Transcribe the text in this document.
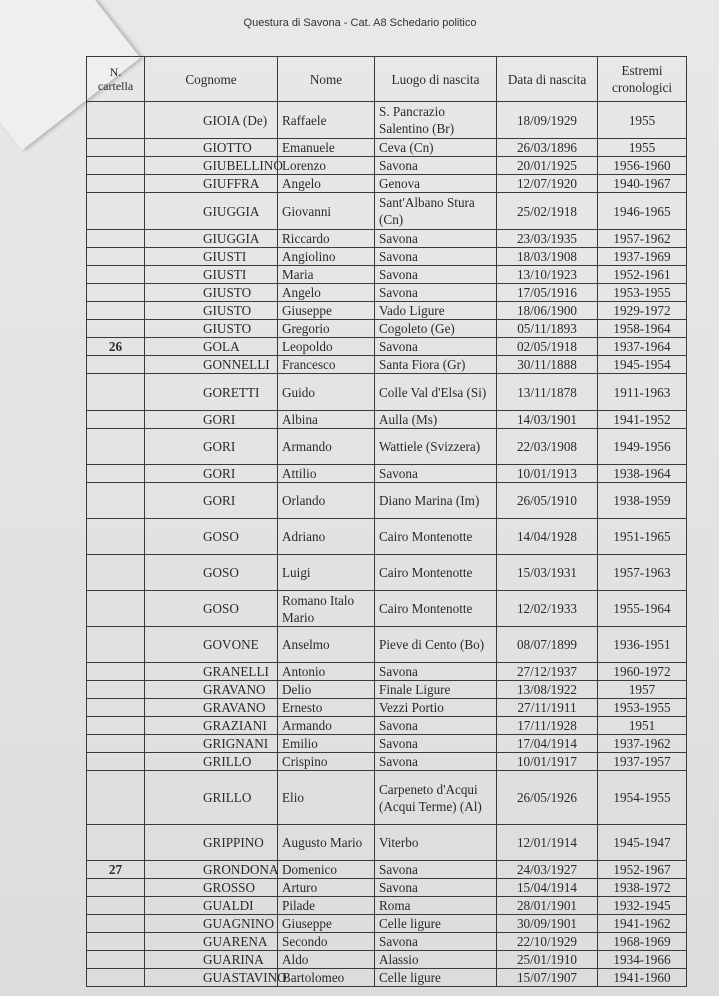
Questura di Savona - Cat. A8 Schedario politico
N. cartella	Cognome	Nome	Luogo di nascita	Data di nascita	Estremi cronologici
	GIOIA (De)	Raffaele	S. Pancrazio Salentino (Br)	18/09/1929	1955
	GIOTTO	Emanuele	Ceva (Cn)	26/03/1896	1955
	GIUBELLINO	Lorenzo	Savona	20/01/1925	1956-1960
	GIUFFRA	Angelo	Genova	12/07/1920	1940-1967
	GIUGGIA	Giovanni	Sant'Albano Stura (Cn)	25/02/1918	1946-1965
	GIUGGIA	Riccardo	Savona	23/03/1935	1957-1962
	GIUSTI	Angiolino	Savona	18/03/1908	1937-1969
	GIUSTI	Maria	Savona	13/10/1923	1952-1961
	GIUSTO	Angelo	Savona	17/05/1916	1953-1955
	GIUSTO	Giuseppe	Vado Ligure	18/06/1900	1929-1972
	GIUSTO	Gregorio	Cogoleto (Ge)	05/11/1893	1958-1964
26	GOLA	Leopoldo	Savona	02/05/1918	1937-1964
	GONNELLI	Francesco	Santa Fiora (Gr)	30/11/1888	1945-1954
	GORETTI	Guido	Colle Val d'Elsa (Si)	13/11/1878	1911-1963
	GORI	Albina	Aulla (Ms)	14/03/1901	1941-1952
	GORI	Armando	Wattiele (Svizzera)	22/03/1908	1949-1956
	GORI	Attilio	Savona	10/01/1913	1938-1964
	GORI	Orlando	Diano Marina (Im)	26/05/1910	1938-1959
	GOSO	Adriano	Cairo Montenotte	14/04/1928	1951-1965
	GOSO	Luigi	Cairo Montenotte	15/03/1931	1957-1963
	GOSO	Romano Italo Mario	Cairo Montenotte	12/02/1933	1955-1964
	GOVONE	Anselmo	Pieve di Cento (Bo)	08/07/1899	1936-1951
	GRANELLI	Antonio	Savona	27/12/1937	1960-1972
	GRAVANO	Delio	Finale Ligure	13/08/1922	1957
	GRAVANO	Ernesto	Vezzi Portio	27/11/1911	1953-1955
	GRAZIANI	Armando	Savona	17/11/1928	1951
	GRIGNANI	Emilio	Savona	17/04/1914	1937-1962
	GRILLO	Crispino	Savona	10/01/1917	1937-1957
	GRILLO	Elio	Carpeneto d'Acqui (Acqui Terme) (Al)	26/05/1926	1954-1955
	GRIPPINO	Augusto Mario	Viterbo	12/01/1914	1945-1947
27	GRONDONA	Domenico	Savona	24/03/1927	1952-1967
	GROSSO	Arturo	Savona	15/04/1914	1938-1972
	GUALDI	Pilade	Roma	28/01/1901	1932-1945
	GUAGNINO	Giuseppe	Celle ligure	30/09/1901	1941-1962
	GUARENA	Secondo	Savona	22/10/1929	1968-1969
	GUARINA	Aldo	Alassio	25/01/1910	1934-1966
	GUASTAVINO	Bartolomeo	Celle ligure	15/07/1907	1941-1960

**Goal of the exercise:** Pull every line holding "GRAVANO" out of the records.

**Correct response:**
	GRAVANO	Delio	Finale Ligure	13/08/1922	1957
	GRAVANO	Ernesto	Vezzi Portio	27/11/1911	1953-1955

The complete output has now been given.